▶ **Exercise description**
Pick out the lines below with "зоны" and list them.

▶ **Supplied records**
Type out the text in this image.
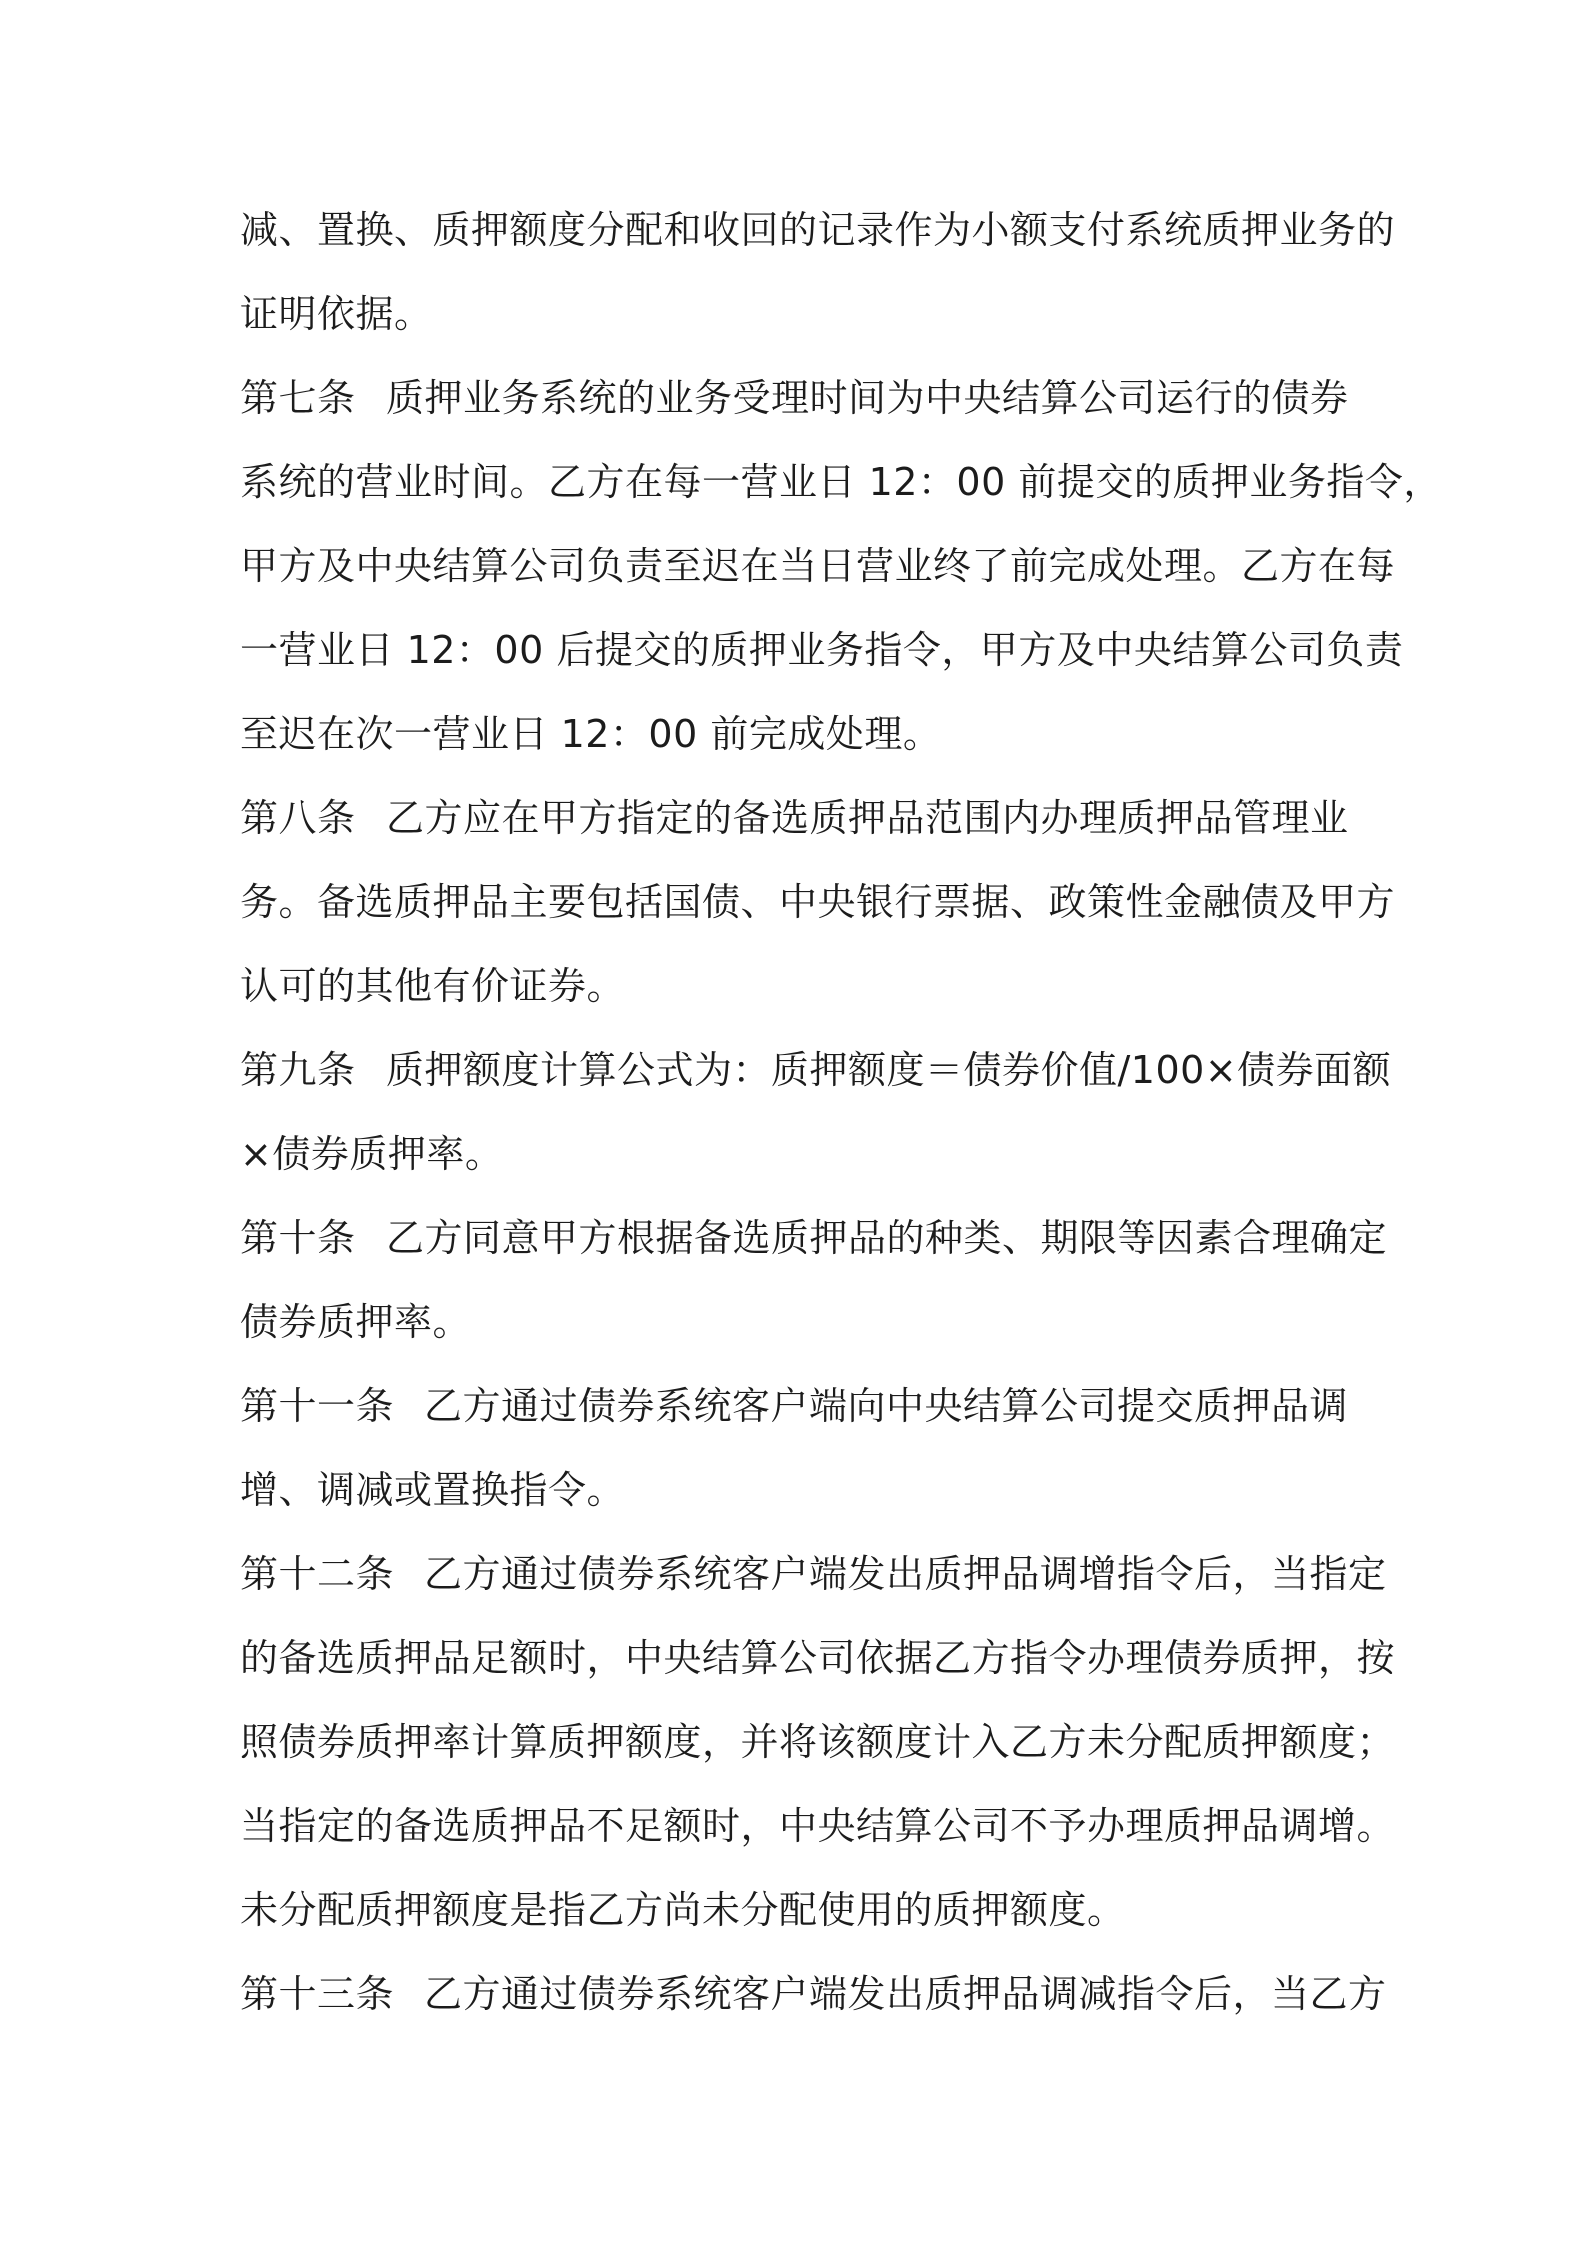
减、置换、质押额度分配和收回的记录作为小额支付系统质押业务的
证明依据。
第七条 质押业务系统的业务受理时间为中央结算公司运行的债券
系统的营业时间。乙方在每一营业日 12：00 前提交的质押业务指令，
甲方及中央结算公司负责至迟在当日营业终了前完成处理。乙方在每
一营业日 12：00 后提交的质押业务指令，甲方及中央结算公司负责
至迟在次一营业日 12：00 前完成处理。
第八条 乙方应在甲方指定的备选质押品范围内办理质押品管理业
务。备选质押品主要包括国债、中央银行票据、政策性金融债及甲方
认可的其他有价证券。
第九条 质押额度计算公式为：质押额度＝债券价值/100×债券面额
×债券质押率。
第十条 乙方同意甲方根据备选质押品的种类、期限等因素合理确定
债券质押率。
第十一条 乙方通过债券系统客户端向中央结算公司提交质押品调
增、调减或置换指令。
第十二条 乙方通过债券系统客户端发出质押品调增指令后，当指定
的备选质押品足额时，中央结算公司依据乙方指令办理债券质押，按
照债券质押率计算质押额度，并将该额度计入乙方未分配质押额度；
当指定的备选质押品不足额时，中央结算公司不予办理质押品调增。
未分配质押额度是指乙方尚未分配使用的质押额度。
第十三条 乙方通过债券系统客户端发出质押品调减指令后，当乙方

* * *

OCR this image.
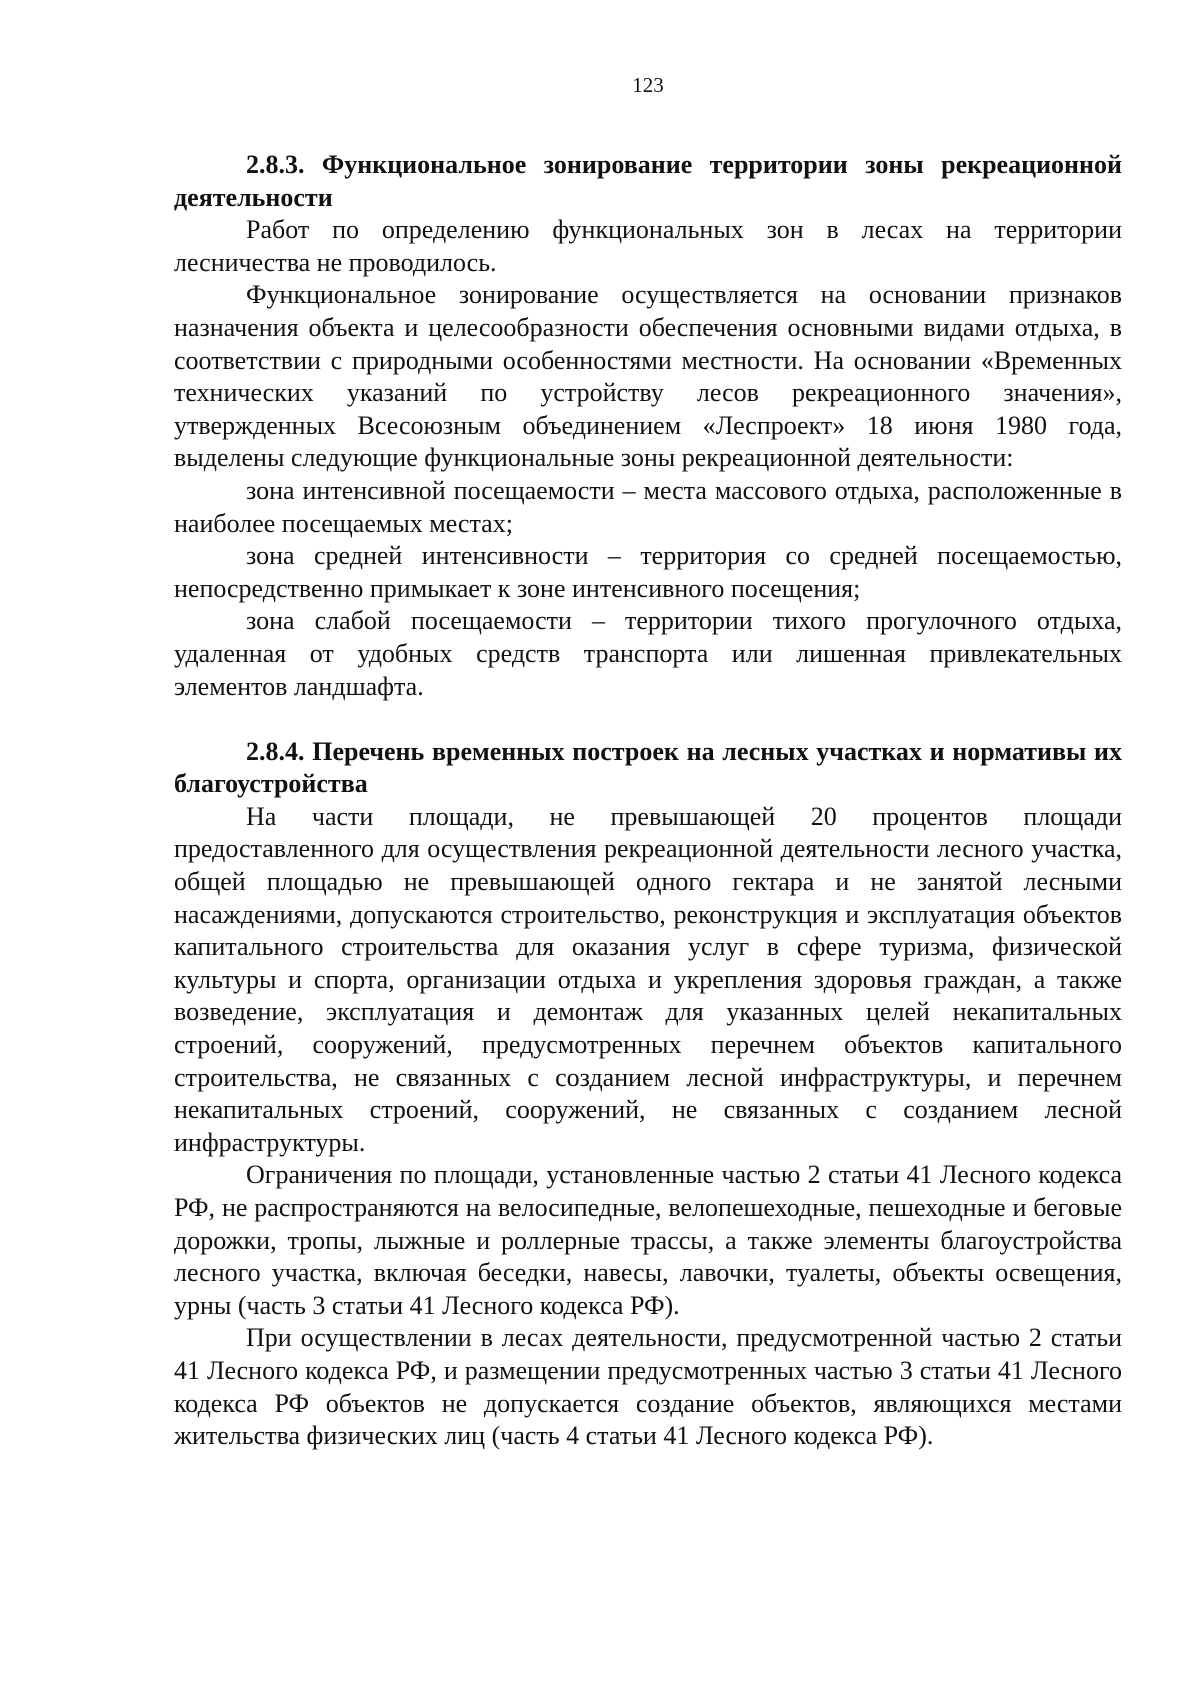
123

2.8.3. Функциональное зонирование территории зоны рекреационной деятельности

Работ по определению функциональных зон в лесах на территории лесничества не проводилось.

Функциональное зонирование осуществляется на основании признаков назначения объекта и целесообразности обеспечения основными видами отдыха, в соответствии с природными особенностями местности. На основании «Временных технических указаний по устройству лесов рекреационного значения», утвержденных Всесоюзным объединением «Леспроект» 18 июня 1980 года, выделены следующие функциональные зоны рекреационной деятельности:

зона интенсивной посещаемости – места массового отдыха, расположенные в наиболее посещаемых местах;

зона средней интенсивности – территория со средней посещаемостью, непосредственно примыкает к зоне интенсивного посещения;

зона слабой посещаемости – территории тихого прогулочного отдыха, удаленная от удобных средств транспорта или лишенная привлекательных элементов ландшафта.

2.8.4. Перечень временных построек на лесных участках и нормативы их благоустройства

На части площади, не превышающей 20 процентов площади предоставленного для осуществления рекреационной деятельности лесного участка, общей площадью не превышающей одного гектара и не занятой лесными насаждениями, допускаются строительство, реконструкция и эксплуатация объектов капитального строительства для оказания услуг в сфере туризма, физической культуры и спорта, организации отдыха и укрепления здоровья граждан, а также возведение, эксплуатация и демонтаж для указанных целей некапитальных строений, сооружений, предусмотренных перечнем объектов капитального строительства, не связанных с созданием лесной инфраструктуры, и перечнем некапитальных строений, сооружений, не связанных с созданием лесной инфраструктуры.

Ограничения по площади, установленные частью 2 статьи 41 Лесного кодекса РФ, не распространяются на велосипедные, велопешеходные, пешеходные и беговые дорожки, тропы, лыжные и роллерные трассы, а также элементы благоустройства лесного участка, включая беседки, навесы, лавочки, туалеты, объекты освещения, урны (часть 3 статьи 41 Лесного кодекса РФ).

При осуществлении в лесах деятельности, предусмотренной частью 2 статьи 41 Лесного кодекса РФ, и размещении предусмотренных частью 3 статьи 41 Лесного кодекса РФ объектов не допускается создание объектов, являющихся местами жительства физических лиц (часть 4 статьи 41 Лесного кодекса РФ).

▶ **The output**
2.8.3. Функциональное зонирование территории зоны рекреационной деятельности
Функциональное зонирование осуществляется на основании признаков назначения объекта и целесообразности обеспечения основными видами отдыха, в соответствии с природными особенностями местности. На основании «Временных технических указаний по устройству лесов рекреационного значения», утвержденных Всесоюзным объединением «Леспроект» 18 июня 1980 года, выделены следующие функциональные зоны рекреационной деятельности:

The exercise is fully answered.